── Text segment ──
6 Patrick Chamoiseau, Twitter, May 23, 2020. Translator’s note: Chamoiseau is a famous Martinique writer who concentrates his work on Creole culture.
7 Translator’s note: Aimé Césaire (1913–2008) was an author and politician from Martinique who helped found the “négritude” movement in Francophone literature. His essay Discourse on Colonialism, first published in 1950, is considered a foundational work of anticolonialism in which the author describes how the “civilizing mission” of European colonizers actually decivilized the colonized.”
8 Translator’s note: Édouard Glissant (1928–2011) was a writer, poet, and philosopher from Martinique.
9 Translator’s note: Frantz Fanon (1925–1961) was a psychiatrist, philosopher, pan-Africanist, and Marxist humanist from Martinique whose book The Wretched of the Earth, which is considered one of the most important texts on colonialism ever written, analyzes the dehumanizing effects of colonization on both individuals and nations.
10 Isis Labeau-Caderia, “La Martinique, malade de sa colonialité et de sa structure gérontocratique” (“Martinique: Sick of its Coloniality and Gerontocratic Structure”), France-Antilles, May 28, 2020
11 Translator’s note: Tintin is a famous Belgian comic book character, first appearing in 1929. Tintin in the Congo, the second Tintin book, has the young journalist traveling to Congo — then a Belgian colony — where he uncovers a diamond smuggling ring led by American gangster Al Capone. In the story, Congolese people are portrayed as stupid and infantile.
───
── Record set ──
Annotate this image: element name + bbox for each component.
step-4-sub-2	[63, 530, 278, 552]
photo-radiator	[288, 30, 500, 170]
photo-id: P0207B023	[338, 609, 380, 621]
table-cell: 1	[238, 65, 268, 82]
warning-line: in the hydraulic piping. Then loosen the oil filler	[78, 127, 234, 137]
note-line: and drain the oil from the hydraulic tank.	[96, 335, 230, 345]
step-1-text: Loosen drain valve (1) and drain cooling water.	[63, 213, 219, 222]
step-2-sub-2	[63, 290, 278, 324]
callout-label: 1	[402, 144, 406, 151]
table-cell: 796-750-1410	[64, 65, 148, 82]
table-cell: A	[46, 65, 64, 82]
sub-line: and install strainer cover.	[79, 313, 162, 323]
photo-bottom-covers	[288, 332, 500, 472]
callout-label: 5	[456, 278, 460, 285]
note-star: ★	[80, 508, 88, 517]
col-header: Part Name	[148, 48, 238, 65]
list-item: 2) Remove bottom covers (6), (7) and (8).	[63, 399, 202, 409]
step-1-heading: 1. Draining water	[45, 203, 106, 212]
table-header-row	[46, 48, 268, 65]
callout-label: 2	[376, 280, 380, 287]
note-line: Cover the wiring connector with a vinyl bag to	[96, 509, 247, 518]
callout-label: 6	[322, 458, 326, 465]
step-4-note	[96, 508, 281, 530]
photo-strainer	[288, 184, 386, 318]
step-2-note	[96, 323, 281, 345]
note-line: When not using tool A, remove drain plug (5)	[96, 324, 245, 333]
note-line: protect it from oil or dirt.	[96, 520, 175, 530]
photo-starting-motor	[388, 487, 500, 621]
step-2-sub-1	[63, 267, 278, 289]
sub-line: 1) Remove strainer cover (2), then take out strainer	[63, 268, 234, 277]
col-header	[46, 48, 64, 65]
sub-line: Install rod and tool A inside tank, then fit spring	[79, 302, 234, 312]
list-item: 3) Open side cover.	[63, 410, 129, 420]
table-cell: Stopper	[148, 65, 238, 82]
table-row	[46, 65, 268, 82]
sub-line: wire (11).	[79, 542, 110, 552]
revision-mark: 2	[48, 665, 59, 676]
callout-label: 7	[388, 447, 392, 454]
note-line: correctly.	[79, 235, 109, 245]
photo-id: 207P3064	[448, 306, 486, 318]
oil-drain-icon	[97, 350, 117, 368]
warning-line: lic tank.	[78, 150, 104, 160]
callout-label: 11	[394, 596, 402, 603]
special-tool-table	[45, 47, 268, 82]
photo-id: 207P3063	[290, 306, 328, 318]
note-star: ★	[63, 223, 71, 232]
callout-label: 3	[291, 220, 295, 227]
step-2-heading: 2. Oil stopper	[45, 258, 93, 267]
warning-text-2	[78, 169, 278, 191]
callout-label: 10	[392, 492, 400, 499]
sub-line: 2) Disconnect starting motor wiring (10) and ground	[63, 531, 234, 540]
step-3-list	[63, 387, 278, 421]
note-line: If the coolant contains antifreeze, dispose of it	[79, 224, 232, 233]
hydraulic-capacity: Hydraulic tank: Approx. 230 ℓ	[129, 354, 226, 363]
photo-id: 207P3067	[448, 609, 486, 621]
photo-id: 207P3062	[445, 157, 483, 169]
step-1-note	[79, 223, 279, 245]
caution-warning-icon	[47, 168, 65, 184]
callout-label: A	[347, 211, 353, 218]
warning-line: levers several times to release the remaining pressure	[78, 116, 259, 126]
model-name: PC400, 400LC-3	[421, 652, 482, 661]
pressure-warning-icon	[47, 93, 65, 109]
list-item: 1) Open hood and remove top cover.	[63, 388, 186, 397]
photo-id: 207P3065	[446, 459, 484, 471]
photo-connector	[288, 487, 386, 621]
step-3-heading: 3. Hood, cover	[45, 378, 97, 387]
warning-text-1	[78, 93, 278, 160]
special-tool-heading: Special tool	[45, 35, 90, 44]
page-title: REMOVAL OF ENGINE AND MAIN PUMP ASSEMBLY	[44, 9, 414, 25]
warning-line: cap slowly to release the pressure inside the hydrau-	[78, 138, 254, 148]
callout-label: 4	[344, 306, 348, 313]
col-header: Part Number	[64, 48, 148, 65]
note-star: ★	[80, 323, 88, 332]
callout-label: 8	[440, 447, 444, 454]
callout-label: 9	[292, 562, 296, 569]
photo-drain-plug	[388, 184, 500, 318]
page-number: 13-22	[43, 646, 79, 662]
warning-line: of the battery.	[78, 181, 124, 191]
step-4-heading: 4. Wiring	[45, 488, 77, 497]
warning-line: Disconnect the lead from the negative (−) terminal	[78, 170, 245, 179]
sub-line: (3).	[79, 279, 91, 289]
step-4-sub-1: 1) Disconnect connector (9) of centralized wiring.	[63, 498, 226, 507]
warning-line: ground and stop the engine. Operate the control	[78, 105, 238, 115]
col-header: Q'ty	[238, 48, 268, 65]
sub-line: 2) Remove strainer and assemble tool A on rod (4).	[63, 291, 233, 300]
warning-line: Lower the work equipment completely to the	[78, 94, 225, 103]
───
▸ What to do:
A. Set down the part of the endnotes that begins at the words "6 Patrick Chamoiseau, Twitter, May" and stops after the words "philosopher from Martinique.", word for word.
B. Answer these questions from the endnotes:
(i) In what year was Discourse on Colonialism first published?
(ii) Which book by Frantz Fanon is named?
(iii) In what year did Tintin first appear?
C. In one to three sentences, explain what the endnotes say Discourse on Colonialism shows about the "civilizing mission" of European colonizers.

▸ Expected outputs:
A.
6 Patrick Chamoiseau, Twitter, May 23, 2020. Translator’s note: Chamoiseau is a famous Martinique writer who concentrates his work on Creole culture.
7 Translator’s note: Aimé Césaire (1913–2008) was an author and politician from Martinique who helped found the “négritude” movement in Francophone literature. His essay Discourse on Colonialism, first published in 1950, is considered a foundational work of anticolonialism in which the author describes how the “civilizing mission” of European colonizers actually decivilized the colonized.”
8 Translator’s note: Édouard Glissant (1928–2011) was a writer, poet, and philosopher from Martinique.

B.
(i) 1950
(ii) The Wretched of the Earth
(iii) 1929

C. The essay describes how the "civilizing mission" of European colonizers actually decivilized the colonized.